_REQUEST_.
Set down each entry from the block beneath, exactly as written.

_EXERCISE INPUT_.
* start *
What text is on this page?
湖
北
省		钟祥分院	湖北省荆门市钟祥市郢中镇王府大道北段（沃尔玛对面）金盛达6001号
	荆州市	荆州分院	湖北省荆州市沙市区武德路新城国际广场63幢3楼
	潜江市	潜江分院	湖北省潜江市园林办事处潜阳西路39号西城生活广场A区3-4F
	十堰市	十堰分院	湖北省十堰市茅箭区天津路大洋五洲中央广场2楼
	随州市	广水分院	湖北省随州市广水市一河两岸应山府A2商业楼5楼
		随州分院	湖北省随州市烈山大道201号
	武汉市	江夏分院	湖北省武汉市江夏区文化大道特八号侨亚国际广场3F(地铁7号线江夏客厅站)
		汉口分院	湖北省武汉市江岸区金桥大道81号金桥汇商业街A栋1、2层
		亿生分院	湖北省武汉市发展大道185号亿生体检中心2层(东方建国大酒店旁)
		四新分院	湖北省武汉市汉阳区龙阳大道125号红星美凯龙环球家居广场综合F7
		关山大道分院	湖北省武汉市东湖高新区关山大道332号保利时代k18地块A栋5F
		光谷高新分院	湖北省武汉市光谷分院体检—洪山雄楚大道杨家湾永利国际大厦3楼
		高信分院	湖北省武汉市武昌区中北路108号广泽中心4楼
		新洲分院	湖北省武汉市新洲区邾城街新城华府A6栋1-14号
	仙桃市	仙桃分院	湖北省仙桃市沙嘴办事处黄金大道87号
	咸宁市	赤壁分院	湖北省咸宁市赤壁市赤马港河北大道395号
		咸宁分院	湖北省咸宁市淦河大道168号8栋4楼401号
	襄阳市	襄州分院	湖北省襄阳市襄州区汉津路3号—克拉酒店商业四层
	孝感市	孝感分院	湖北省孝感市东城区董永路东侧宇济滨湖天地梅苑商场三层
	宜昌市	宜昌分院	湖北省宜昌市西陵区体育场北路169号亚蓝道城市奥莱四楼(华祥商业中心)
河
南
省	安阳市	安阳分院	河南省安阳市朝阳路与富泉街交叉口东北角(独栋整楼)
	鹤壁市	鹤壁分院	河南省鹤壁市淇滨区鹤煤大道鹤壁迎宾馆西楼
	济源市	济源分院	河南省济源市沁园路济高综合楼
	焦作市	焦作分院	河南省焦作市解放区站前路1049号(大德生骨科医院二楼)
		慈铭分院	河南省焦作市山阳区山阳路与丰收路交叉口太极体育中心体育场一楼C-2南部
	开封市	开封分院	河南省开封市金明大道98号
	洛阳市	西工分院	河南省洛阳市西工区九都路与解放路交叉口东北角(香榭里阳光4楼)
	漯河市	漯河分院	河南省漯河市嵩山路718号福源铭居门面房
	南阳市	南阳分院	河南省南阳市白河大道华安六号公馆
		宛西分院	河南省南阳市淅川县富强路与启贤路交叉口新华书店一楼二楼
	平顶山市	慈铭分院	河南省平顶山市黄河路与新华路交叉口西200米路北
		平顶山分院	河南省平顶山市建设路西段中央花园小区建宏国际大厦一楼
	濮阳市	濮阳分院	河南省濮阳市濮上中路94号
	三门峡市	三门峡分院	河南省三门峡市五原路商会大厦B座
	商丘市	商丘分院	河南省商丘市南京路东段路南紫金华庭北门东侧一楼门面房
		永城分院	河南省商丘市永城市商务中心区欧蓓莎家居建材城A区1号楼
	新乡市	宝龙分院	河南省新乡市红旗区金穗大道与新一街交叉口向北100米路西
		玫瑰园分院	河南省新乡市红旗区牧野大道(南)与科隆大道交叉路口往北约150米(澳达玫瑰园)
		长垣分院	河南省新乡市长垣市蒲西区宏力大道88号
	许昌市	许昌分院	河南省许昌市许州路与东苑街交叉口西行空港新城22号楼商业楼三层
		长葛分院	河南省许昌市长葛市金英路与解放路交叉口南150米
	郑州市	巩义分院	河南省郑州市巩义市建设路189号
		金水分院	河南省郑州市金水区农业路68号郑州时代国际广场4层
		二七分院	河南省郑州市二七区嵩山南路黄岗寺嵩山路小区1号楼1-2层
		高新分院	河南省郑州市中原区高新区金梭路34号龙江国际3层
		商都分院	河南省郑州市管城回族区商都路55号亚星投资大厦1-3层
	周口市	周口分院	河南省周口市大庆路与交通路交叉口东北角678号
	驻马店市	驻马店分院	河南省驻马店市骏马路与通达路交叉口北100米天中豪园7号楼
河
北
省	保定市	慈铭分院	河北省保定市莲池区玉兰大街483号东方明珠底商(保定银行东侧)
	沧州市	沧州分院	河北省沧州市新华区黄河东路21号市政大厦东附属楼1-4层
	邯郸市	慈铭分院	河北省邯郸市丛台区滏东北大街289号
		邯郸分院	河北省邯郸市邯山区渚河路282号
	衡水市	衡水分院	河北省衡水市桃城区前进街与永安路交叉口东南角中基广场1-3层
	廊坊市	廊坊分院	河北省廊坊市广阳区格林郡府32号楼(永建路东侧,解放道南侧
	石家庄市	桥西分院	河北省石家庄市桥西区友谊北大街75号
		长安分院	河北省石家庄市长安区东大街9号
* end *
_SOLUTION TO THIS PROBLEM_.
What text is on this page?
湖
北
省		钟祥分院	湖北省荆门市钟祥市郢中镇王府大道北段（沃尔玛对面）金盛达6001号
	荆州市	荆州分院	湖北省荆州市沙市区武德路新城国际广场63幢3楼
	潜江市	潜江分院	湖北省潜江市园林办事处潜阳西路39号西城生活广场A区3-4F
	十堰市	十堰分院	湖北省十堰市茅箭区天津路大洋五洲中央广场2楼
	随州市	广水分院	湖北省随州市广水市一河两岸应山府A2商业楼5楼
		随州分院	湖北省随州市烈山大道201号
	武汉市	江夏分院	湖北省武汉市江夏区文化大道特八号侨亚国际广场3F(地铁7号线江夏客厅站)
		汉口分院	湖北省武汉市江岸区金桥大道81号金桥汇商业街A栋1、2层
		亿生分院	湖北省武汉市发展大道185号亿生体检中心2层(东方建国大酒店旁)
		四新分院	湖北省武汉市汉阳区龙阳大道125号红星美凯龙环球家居广场综合F7
		关山大道分院	湖北省武汉市东湖高新区关山大道332号保利时代k18地块A栋5F
		光谷高新分院	湖北省武汉市光谷分院体检—洪山雄楚大道杨家湾永利国际大厦3楼
		高信分院	湖北省武汉市武昌区中北路108号广泽中心4楼
		新洲分院	湖北省武汉市新洲区邾城街新城华府A6栋1-14号
	仙桃市	仙桃分院	湖北省仙桃市沙嘴办事处黄金大道87号
	咸宁市	赤壁分院	湖北省咸宁市赤壁市赤马港河北大道395号
		咸宁分院	湖北省咸宁市淦河大道168号8栋4楼401号
	襄阳市	襄州分院	湖北省襄阳市襄州区汉津路3号—克拉酒店商业四层
	孝感市	孝感分院	湖北省孝感市东城区董永路东侧宇济滨湖天地梅苑商场三层
	宜昌市	宜昌分院	湖北省宜昌市西陵区体育场北路169号亚蓝道城市奥莱四楼(华祥商业中心)
河
南
省	安阳市	安阳分院	河南省安阳市朝阳路与富泉街交叉口东北角(独栋整楼)
	鹤壁市	鹤壁分院	河南省鹤壁市淇滨区鹤煤大道鹤壁迎宾馆西楼
	济源市	济源分院	河南省济源市沁园路济高综合楼
	焦作市	焦作分院	河南省焦作市解放区站前路1049号(大德生骨科医院二楼)
		慈铭分院	河南省焦作市山阳区山阳路与丰收路交叉口太极体育中心体育场一楼C-2南部
	开封市	开封分院	河南省开封市金明大道98号
	洛阳市	西工分院	河南省洛阳市西工区九都路与解放路交叉口东北角(香榭里阳光4楼)
	漯河市	漯河分院	河南省漯河市嵩山路718号福源铭居门面房
	南阳市	南阳分院	河南省南阳市白河大道华安六号公馆
		宛西分院	河南省南阳市淅川县富强路与启贤路交叉口新华书店一楼二楼
	平顶山市	慈铭分院	河南省平顶山市黄河路与新华路交叉口西200米路北
		平顶山分院	河南省平顶山市建设路西段中央花园小区建宏国际大厦一楼
	濮阳市	濮阳分院	河南省濮阳市濮上中路94号
	三门峡市	三门峡分院	河南省三门峡市五原路商会大厦B座
	商丘市	商丘分院	河南省商丘市南京路东段路南紫金华庭北门东侧一楼门面房
		永城分院	河南省商丘市永城市商务中心区欧蓓莎家居建材城A区1号楼
	新乡市	宝龙分院	河南省新乡市红旗区金穗大道与新一街交叉口向北100米路西
		玫瑰园分院	河南省新乡市红旗区牧野大道(南)与科隆大道交叉路口往北约150米(澳达玫瑰园)
		长垣分院	河南省新乡市长垣市蒲西区宏力大道88号
	许昌市	许昌分院	河南省许昌市许州路与东苑街交叉口西行空港新城22号楼商业楼三层
		长葛分院	河南省许昌市长葛市金英路与解放路交叉口南150米
	郑州市	巩义分院	河南省郑州市巩义市建设路189号
		金水分院	河南省郑州市金水区农业路68号郑州时代国际广场4层
		二七分院	河南省郑州市二七区嵩山南路黄岗寺嵩山路小区1号楼1-2层
		高新分院	河南省郑州市中原区高新区金梭路34号龙江国际3层
		商都分院	河南省郑州市管城回族区商都路55号亚星投资大厦1-3层
	周口市	周口分院	河南省周口市大庆路与交通路交叉口东北角678号
	驻马店市	驻马店分院	河南省驻马店市骏马路与通达路交叉口北100米天中豪园7号楼
河
北
省	保定市	慈铭分院	河北省保定市莲池区玉兰大街483号东方明珠底商(保定银行东侧)
	沧州市	沧州分院	河北省沧州市新华区黄河东路21号市政大厦东附属楼1-4层
	邯郸市	慈铭分院	河北省邯郸市丛台区滏东北大街289号
		邯郸分院	河北省邯郸市邯山区渚河路282号
	衡水市	衡水分院	河北省衡水市桃城区前进街与永安路交叉口东南角中基广场1-3层
	廊坊市	廊坊分院	河北省廊坊市广阳区格林郡府32号楼(永建路东侧,解放道南侧
	石家庄市	桥西分院	河北省石家庄市桥西区友谊北大街75号
		长安分院	河北省石家庄市长安区东大街9号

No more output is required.